**EXERCISE OBJECTIVE:** Extract every line below that contains the word "Application".

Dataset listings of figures
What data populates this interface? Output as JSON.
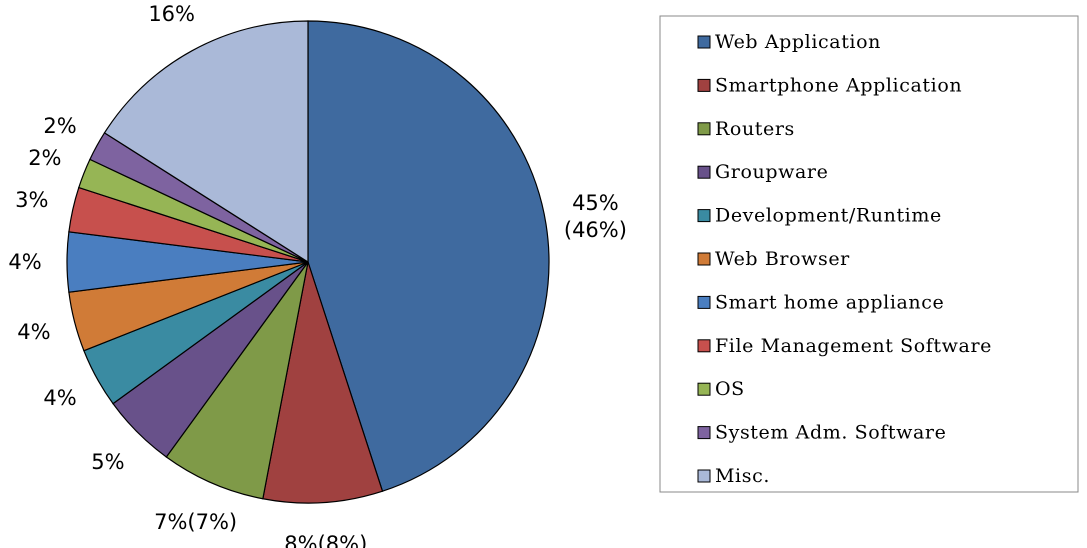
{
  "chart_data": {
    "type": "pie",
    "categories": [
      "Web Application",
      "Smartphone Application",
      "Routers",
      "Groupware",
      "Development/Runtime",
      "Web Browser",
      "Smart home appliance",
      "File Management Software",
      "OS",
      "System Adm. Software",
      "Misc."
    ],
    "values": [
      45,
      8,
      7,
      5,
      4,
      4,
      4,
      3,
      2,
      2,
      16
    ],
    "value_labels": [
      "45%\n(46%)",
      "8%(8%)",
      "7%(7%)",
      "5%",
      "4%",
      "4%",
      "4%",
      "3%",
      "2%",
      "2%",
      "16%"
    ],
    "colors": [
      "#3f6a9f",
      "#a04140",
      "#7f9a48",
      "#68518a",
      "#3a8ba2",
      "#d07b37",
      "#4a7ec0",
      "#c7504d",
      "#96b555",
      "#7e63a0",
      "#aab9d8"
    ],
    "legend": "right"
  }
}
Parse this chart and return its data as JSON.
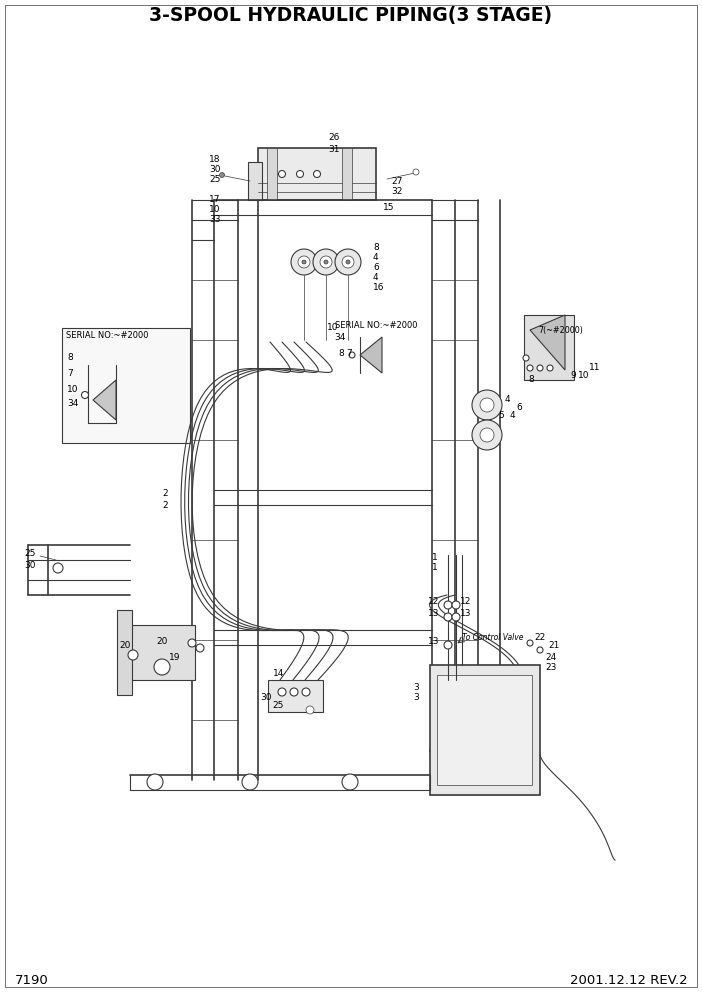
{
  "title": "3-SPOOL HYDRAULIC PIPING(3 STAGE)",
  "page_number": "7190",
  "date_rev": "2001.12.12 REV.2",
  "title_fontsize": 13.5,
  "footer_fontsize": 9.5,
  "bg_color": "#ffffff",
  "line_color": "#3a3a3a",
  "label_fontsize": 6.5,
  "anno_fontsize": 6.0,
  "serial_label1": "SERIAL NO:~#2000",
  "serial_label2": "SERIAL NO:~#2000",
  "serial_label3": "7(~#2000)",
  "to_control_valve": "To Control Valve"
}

---

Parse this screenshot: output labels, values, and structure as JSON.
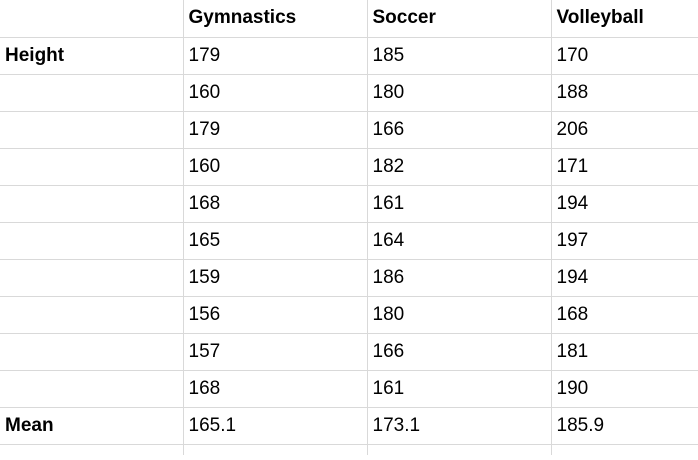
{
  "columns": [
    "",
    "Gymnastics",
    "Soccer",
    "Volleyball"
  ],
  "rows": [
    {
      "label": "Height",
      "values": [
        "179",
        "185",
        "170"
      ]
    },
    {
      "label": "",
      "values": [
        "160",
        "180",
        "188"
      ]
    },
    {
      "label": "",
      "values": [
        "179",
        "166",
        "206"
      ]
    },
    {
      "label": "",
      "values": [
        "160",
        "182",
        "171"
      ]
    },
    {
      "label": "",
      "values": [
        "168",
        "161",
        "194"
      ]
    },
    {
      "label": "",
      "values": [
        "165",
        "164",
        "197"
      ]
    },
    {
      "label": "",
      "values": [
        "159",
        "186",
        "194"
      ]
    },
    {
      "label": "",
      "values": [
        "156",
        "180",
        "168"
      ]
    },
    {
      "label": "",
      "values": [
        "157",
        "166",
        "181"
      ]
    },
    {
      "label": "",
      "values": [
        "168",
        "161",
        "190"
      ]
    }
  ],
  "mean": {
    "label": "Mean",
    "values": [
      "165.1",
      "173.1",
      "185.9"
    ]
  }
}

**THE OUTPUT:**
      "Web Application",
      "Smartphone Application",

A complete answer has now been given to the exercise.